Paris-based techbio company Generare has raised €20 million in a Series A funding round co-led by Alven and Daphni, with participation from existing investors including Galion.exe, Teampact Ventures and VIVES Partners. Founded in 2023, the company is focused on unlocking previously inaccessible areas of chemical space by decoding microbial DNA to generate novel, high-quality molecular data for drug discovery.
Generare has positioned itself at the forefront of a major shift in pharmaceutical research by addressing what it describes as a core limitation in the industry, the lack of access to new molecular data. While traditional drug discovery has relied on a narrow subset of known chemistry, representing roughly 3 percent of the total, Generare is targeting the remaining 97 percent embedded within microbial genomes. This untapped reservoir of chemistry has been shaped by billions of years of evolution but has remained largely inaccessible due to technological constraints.

▶ [Apply what you read]:
(A) Could you copy the passage on Generare's funding word for word, starting at "Paris-based techbio company" and ending at "for drug discovery."?
(B) Which investors does the passage on Generare's funding name?

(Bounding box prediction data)
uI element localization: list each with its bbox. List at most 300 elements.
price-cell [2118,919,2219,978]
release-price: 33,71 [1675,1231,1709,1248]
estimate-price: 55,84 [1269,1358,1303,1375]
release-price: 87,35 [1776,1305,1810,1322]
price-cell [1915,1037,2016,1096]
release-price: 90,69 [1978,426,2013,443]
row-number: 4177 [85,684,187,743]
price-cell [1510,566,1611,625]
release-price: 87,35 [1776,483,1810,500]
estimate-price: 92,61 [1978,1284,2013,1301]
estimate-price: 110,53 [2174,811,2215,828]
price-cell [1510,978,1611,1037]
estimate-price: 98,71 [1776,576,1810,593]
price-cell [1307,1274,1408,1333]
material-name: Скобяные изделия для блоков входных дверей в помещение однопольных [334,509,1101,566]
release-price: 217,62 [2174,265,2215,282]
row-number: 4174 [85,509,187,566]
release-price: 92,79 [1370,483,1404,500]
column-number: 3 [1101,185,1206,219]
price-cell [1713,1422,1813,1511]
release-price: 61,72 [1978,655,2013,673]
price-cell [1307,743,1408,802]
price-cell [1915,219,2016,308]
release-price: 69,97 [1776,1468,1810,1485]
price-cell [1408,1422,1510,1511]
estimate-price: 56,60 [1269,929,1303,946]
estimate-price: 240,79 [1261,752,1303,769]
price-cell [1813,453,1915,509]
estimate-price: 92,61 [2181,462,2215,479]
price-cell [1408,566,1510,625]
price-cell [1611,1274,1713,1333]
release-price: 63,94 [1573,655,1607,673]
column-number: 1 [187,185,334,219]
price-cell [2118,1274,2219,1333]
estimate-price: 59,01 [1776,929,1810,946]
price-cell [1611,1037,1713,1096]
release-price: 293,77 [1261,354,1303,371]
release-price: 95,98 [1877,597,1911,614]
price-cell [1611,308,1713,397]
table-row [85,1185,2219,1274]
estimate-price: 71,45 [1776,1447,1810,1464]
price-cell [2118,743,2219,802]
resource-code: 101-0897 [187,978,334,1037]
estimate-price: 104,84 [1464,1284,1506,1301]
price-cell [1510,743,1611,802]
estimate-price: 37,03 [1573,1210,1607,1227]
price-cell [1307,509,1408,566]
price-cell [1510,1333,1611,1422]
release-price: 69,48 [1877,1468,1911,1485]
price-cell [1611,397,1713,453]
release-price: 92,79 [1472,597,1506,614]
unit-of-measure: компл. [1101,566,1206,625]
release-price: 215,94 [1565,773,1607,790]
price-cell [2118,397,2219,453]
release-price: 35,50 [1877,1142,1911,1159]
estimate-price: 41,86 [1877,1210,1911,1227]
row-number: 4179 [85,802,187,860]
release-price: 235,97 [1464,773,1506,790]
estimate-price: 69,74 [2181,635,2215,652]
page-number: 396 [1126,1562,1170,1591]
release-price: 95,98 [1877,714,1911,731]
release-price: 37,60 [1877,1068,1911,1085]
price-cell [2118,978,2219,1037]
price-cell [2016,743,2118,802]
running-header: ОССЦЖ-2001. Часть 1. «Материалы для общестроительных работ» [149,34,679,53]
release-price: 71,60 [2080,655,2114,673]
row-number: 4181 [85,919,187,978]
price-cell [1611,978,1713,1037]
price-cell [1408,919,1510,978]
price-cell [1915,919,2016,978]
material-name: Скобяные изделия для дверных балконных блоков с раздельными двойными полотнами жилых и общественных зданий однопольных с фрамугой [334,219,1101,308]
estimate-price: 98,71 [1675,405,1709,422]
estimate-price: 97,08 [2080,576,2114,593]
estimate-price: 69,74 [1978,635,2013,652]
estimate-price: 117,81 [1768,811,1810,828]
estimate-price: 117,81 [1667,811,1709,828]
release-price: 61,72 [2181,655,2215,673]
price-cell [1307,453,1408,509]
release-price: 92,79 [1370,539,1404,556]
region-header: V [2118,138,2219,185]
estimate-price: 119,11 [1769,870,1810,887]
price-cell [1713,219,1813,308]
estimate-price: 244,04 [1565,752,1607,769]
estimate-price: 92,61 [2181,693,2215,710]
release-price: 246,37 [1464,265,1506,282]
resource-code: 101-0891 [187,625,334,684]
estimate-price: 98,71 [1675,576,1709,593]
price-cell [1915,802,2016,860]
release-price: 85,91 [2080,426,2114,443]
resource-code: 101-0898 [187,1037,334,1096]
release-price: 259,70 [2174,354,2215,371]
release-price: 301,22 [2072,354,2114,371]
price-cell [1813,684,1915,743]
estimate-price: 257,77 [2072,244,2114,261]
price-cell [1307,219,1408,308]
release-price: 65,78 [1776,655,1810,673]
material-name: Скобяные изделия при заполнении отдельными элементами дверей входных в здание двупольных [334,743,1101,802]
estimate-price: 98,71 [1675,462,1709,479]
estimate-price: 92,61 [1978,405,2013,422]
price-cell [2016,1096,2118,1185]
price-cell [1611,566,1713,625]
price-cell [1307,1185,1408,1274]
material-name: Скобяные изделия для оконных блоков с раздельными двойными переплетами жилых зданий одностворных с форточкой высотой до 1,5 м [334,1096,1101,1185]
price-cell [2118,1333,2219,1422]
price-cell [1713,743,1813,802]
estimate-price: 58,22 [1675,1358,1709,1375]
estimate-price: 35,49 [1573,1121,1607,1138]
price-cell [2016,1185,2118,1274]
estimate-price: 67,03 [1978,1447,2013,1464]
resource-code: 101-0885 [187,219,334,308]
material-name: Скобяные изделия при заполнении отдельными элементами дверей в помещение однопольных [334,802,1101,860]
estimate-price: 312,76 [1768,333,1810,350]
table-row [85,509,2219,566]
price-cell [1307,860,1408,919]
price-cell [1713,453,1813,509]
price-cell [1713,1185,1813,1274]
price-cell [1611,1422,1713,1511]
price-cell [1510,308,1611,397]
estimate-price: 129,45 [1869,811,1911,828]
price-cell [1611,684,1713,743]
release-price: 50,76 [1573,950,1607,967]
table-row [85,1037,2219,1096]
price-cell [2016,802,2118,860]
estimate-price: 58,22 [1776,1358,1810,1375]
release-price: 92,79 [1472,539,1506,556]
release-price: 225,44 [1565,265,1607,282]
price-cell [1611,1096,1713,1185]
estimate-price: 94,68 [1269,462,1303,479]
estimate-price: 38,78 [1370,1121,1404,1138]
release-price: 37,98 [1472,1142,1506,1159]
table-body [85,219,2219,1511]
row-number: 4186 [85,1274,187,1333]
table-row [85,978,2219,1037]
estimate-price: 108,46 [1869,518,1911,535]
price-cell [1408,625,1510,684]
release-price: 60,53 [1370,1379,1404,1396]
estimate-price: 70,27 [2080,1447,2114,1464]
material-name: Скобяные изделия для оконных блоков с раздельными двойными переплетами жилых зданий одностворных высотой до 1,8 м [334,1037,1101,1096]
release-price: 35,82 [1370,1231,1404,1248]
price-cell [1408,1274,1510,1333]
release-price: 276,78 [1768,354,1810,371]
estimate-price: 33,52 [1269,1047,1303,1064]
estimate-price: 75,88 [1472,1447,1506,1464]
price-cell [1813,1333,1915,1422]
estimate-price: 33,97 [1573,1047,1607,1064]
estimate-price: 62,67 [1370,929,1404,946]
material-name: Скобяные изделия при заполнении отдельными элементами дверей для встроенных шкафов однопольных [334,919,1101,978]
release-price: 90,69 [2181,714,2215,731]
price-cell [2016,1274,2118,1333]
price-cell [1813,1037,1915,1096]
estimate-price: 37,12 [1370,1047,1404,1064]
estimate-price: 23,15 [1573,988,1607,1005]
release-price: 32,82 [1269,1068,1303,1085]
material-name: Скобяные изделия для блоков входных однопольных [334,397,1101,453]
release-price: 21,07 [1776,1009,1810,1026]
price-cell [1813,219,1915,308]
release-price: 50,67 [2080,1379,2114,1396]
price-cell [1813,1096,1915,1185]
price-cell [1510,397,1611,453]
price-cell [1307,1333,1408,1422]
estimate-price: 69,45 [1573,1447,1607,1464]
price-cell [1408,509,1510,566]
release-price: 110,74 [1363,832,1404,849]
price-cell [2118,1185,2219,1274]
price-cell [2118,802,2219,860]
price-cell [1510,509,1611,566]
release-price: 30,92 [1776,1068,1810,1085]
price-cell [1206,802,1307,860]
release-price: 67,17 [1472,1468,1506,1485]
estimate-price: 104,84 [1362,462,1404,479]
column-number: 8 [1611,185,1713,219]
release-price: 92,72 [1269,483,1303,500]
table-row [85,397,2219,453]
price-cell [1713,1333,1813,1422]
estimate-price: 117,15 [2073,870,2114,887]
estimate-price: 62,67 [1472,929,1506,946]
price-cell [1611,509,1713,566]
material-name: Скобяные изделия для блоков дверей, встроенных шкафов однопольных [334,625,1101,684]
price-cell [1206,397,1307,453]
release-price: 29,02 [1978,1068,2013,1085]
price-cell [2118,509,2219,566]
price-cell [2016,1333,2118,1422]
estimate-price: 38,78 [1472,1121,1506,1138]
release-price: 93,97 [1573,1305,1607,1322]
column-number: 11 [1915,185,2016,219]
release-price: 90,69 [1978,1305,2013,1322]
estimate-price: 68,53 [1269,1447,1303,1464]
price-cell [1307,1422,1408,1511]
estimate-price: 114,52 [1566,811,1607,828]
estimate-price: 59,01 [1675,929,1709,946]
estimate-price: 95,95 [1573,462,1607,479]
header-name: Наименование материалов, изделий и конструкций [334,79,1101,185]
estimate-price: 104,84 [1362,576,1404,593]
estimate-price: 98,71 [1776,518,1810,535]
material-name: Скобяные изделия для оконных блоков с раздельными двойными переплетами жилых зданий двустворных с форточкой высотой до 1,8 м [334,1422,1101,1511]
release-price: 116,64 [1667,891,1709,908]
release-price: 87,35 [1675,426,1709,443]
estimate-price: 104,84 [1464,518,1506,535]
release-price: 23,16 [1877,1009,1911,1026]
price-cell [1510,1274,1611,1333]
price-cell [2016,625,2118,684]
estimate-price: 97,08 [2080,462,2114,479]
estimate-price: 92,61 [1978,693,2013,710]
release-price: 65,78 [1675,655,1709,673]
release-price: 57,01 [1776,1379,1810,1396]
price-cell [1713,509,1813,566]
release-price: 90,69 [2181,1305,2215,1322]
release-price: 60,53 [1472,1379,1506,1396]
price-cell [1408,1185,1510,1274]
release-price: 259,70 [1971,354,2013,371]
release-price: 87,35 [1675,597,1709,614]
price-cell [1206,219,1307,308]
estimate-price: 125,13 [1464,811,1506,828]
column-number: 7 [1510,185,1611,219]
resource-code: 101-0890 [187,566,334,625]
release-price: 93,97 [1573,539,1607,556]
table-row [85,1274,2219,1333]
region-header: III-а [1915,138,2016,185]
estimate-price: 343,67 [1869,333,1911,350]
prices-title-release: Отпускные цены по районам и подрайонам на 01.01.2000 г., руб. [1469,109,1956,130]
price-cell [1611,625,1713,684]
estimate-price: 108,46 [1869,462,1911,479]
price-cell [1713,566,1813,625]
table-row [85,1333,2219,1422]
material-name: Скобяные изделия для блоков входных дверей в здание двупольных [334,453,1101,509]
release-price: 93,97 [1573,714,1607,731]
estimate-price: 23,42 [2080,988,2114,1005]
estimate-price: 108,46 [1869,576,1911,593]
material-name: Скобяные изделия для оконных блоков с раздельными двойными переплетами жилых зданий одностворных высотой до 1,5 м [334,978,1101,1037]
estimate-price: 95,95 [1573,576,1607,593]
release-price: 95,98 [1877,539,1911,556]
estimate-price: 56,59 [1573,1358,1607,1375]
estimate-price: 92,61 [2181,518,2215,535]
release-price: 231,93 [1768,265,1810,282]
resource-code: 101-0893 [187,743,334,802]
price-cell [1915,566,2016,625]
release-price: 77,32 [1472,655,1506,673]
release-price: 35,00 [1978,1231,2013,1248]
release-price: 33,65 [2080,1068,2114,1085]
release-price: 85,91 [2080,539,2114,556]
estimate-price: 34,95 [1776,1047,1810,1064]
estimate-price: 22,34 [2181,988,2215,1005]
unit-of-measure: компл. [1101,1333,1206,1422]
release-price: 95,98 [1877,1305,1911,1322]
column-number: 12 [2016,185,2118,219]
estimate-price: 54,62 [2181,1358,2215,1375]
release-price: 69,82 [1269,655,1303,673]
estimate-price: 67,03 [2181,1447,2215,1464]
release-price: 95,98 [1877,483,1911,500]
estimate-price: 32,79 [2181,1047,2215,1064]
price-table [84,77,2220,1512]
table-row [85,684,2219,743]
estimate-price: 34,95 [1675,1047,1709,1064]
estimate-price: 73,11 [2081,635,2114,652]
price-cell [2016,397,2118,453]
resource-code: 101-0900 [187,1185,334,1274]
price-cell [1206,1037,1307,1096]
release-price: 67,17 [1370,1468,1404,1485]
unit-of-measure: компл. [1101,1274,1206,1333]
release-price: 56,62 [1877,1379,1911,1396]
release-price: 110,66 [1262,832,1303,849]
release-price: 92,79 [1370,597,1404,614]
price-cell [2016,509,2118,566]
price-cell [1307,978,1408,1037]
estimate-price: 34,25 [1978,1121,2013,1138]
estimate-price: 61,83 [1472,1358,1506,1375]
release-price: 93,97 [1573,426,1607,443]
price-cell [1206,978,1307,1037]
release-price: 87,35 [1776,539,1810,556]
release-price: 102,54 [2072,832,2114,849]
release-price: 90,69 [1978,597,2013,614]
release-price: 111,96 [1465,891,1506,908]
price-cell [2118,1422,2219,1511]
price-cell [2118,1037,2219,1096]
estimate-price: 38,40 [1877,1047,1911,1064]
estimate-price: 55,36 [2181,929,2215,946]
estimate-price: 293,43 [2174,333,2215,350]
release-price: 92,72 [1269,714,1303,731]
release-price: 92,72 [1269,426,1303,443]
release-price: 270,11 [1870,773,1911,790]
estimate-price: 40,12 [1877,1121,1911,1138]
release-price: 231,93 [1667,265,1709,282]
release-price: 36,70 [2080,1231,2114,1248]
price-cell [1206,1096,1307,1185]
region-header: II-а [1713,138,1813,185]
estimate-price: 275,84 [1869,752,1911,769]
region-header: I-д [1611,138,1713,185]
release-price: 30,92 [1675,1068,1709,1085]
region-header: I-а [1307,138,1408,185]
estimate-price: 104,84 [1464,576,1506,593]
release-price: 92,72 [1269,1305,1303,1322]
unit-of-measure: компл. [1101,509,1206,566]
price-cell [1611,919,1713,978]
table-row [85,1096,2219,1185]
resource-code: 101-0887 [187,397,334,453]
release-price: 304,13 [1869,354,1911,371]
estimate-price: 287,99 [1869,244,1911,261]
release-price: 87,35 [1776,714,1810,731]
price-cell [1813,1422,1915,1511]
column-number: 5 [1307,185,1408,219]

▶ [Outputs in order]:
(A)
Paris-based techbio company Generare has raised €20 million in a Series A funding round co-led by Alven and Daphni, with participation from existing investors including Galion.exe, Teampact Ventures and VIVES Partners. Founded in 2023, the company is focused on unlocking previously inaccessible areas of chemical space by decoding microbial DNA to generate novel, high-quality molecular data for drug discovery.

(B) Alven, Daphni, Galion.exe, Teampact Ventures, VIVES Partners